● Exercise details: Return the data verbatim, without pictures.
Exercise data section start
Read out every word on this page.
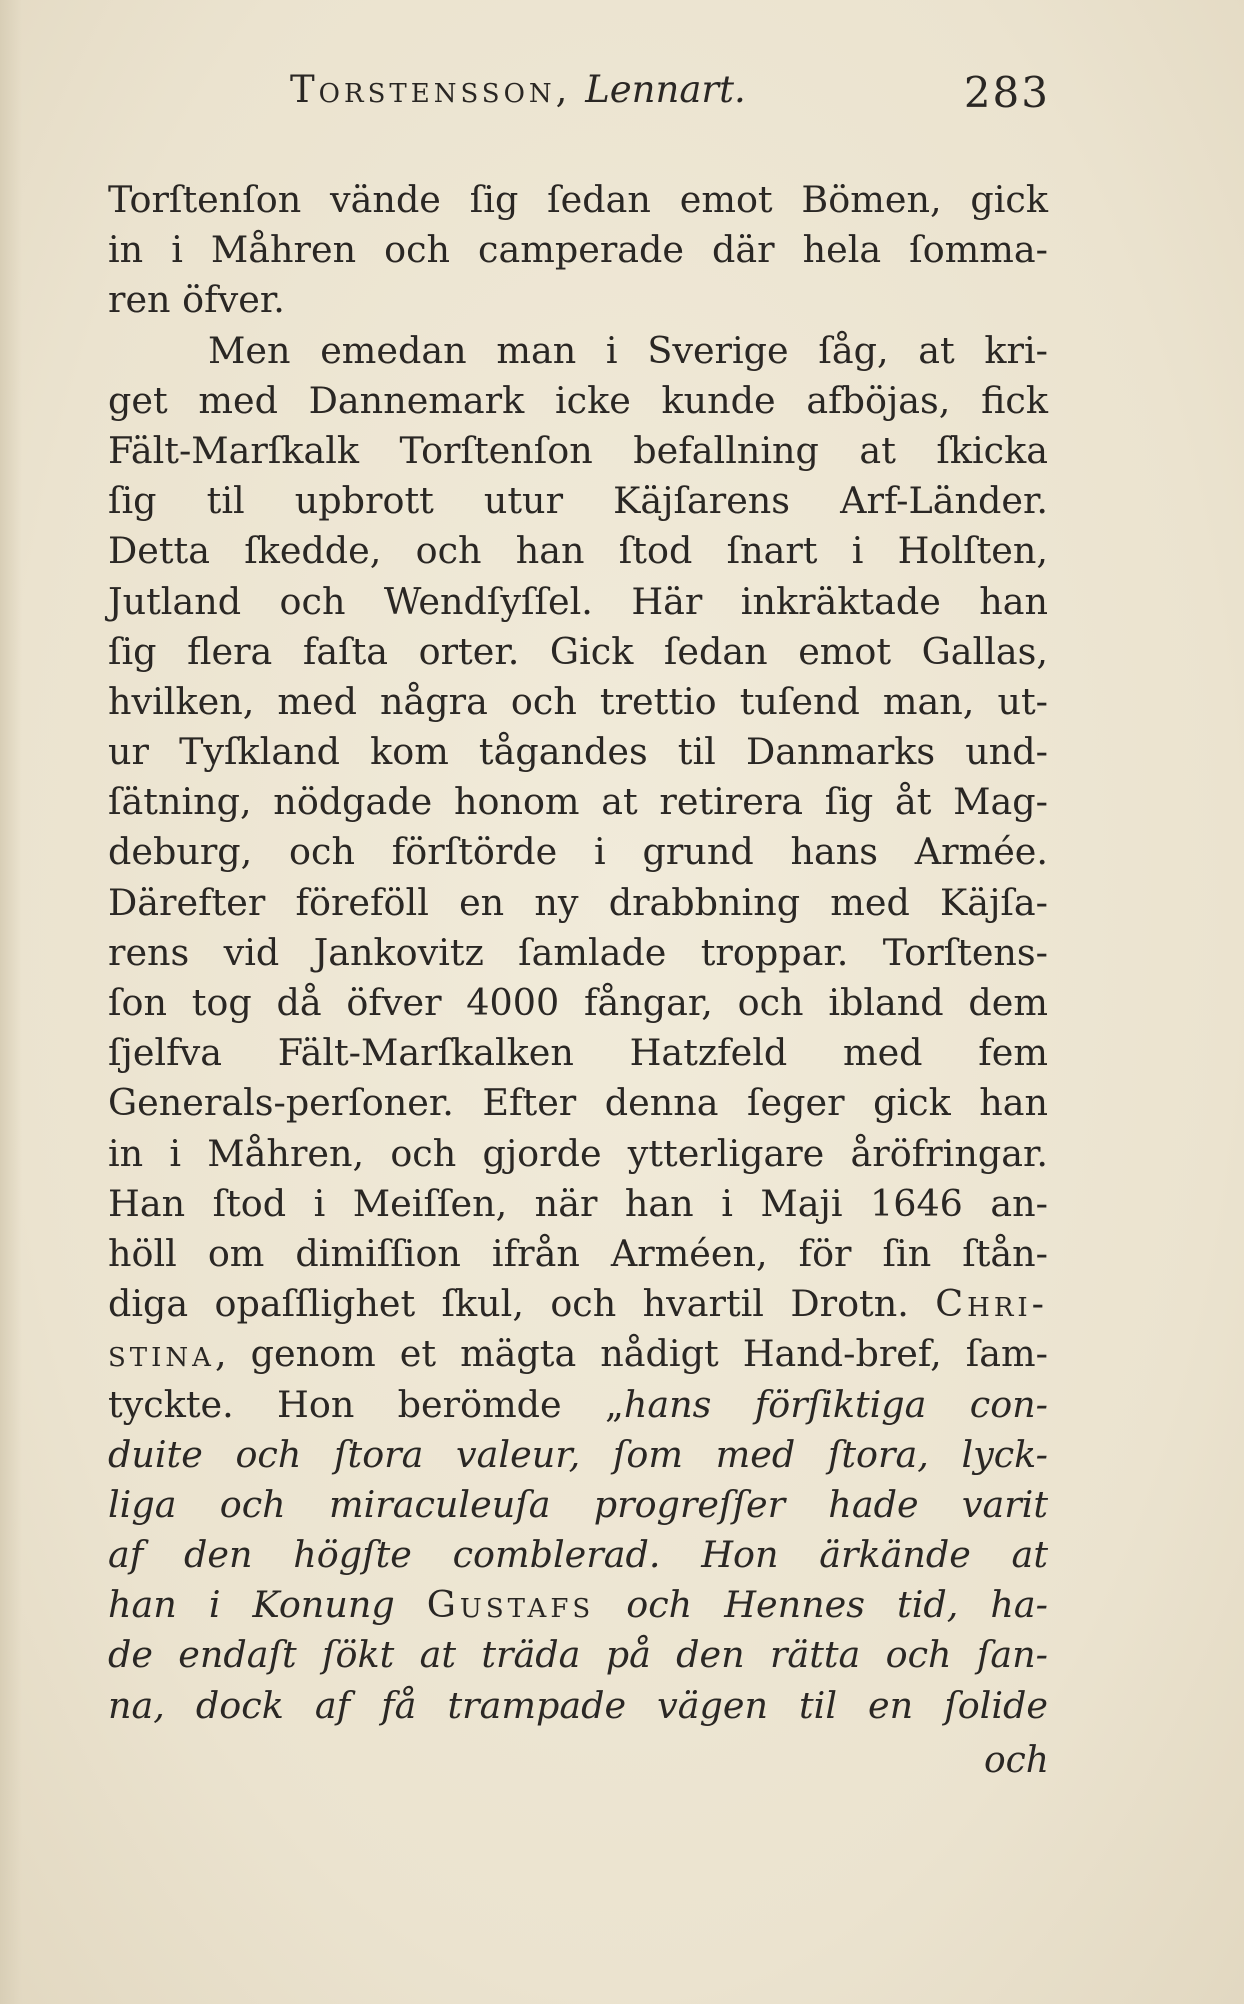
Torstensson, Lennart.	283
Torſtenſon vände ſig ſedan emot Bömen, gick
in i Måhren och camperade där hela ſomma-
ren öfver.
Men emedan man i Sverige ſåg, at kri-
get med Dannemark icke kunde afböjas, fick
Fält-Marſkalk Torſtenſon befallning at ſkicka
ſig til upbrott utur Käjſarens Arf-Länder.
Detta ſkedde, och han ſtod ſnart i Holſten,
Jutland och Wendſyſſel. Här inkräktade han
ſig flera faſta orter. Gick ſedan emot Gallas,
hvilken, med några och trettio tuſend man, ut-
ur Tyſkland kom tågandes til Danmarks und-
ſätning, nödgade honom at retirera ſig åt Mag-
deburg, och förſtörde i grund hans Armée.
Därefter föreföll en ny drabbning med Käjſa-
rens vid Jankovitz ſamlade troppar. Torſtens-
ſon tog då öfver 4000 fångar, och ibland dem
ſjelfva Fält-Marſkalken Hatzfeld med fem
Generals-perſoner. Efter denna ſeger gick han
in i Måhren, och gjorde ytterligare åröfringar.
Han ſtod i Meiſſen, när han i Maji 1646 an-
höll om dimiſſion ifrån Arméen, för ſin ſtån-
diga opaſſlighet ſkul, och hvartil Drotn. Chri-
stina, genom et mägta nådigt Hand-bref, ſam-
tyckte. Hon berömde „hans förſiktiga con-
duite och ſtora valeur, ſom med ſtora, lyck-
liga och miraculeuſa progreſſer hade varit
af den högſte comblerad. Hon ärkände at
han i Konung Gustafs och Hennes tid, ha-
de endaſt ſökt at träda på den rätta och ſan-
na, dock af få trampade vägen til en ſolide
och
Exercise data section end
● Result of this task:
Read out every word on this page.
Torstensson, Lennart.	283
Torſtenſon vände ſig ſedan emot Bömen, gick
in i Måhren och camperade där hela ſomma-
ren öfver.
Men emedan man i Sverige ſåg, at kri-
get med Dannemark icke kunde afböjas, fick
Fält-Marſkalk Torſtenſon befallning at ſkicka
ſig til upbrott utur Käjſarens Arf-Länder.
Detta ſkedde, och han ſtod ſnart i Holſten,
Jutland och Wendſyſſel. Här inkräktade han
ſig flera faſta orter. Gick ſedan emot Gallas,
hvilken, med några och trettio tuſend man, ut-
ur Tyſkland kom tågandes til Danmarks und-
ſätning, nödgade honom at retirera ſig åt Mag-
deburg, och förſtörde i grund hans Armée.
Därefter föreföll en ny drabbning med Käjſa-
rens vid Jankovitz ſamlade troppar. Torſtens-
ſon tog då öfver 4000 fångar, och ibland dem
ſjelfva Fält-Marſkalken Hatzfeld med fem
Generals-perſoner. Efter denna ſeger gick han
in i Måhren, och gjorde ytterligare åröfringar.
Han ſtod i Meiſſen, när han i Maji 1646 an-
höll om dimiſſion ifrån Arméen, för ſin ſtån-
diga opaſſlighet ſkul, och hvartil Drotn. Chri-
stina, genom et mägta nådigt Hand-bref, ſam-
tyckte. Hon berömde „hans förſiktiga con-
duite och ſtora valeur, ſom med ſtora, lyck-
liga och miraculeuſa progreſſer hade varit
af den högſte comblerad. Hon ärkände at
han i Konung Gustafs och Hennes tid, ha-
de endaſt ſökt at träda på den rätta och ſan-
na, dock af få trampade vägen til en ſolide
och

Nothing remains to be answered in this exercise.